▶ _The data_
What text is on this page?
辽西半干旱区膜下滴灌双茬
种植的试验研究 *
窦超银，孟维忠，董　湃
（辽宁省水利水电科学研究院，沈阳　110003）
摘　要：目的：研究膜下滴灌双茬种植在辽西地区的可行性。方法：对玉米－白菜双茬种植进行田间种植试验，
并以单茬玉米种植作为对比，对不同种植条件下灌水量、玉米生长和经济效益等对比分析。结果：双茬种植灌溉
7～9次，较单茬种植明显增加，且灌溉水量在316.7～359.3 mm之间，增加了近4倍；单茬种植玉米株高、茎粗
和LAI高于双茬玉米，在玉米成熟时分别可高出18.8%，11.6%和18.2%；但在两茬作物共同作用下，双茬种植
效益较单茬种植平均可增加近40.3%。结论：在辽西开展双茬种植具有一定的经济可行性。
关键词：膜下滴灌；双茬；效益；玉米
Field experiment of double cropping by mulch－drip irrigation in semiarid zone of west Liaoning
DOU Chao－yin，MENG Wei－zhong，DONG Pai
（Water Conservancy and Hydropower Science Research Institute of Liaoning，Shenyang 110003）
==
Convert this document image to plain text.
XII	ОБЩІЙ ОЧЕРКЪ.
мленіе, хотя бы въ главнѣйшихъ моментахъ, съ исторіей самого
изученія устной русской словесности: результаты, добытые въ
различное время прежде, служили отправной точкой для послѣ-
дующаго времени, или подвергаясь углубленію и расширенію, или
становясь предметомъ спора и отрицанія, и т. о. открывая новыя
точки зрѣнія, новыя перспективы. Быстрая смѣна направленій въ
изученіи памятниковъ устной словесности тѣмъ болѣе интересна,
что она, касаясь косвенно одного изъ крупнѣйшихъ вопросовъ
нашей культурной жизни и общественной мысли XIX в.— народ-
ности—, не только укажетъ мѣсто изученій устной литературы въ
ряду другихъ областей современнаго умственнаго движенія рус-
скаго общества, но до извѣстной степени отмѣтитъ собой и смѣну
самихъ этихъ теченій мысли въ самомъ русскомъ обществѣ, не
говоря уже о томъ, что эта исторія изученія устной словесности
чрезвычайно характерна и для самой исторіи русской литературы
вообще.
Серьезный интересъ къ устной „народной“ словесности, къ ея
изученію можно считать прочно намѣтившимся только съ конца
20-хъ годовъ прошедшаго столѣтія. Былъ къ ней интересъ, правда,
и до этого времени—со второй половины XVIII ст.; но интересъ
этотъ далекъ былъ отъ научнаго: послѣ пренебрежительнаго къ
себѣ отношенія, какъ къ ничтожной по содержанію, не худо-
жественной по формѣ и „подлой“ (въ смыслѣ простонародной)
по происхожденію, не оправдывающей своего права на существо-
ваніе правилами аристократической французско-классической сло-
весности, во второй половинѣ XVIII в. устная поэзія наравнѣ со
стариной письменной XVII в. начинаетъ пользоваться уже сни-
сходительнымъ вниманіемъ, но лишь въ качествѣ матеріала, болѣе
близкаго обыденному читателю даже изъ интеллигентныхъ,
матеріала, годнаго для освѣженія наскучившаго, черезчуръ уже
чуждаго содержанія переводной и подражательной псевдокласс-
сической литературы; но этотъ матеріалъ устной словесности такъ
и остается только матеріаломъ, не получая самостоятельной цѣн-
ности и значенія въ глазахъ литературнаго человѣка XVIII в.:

▶ _What the exercise asks_
Read the entries and show each line that mentions "этотъ".

▶ _Written response_
этотъ далекъ былъ отъ научнаго: послѣ пренебрежительнаго къ
сической литературы; но этотъ матеріалъ устной словесности такъ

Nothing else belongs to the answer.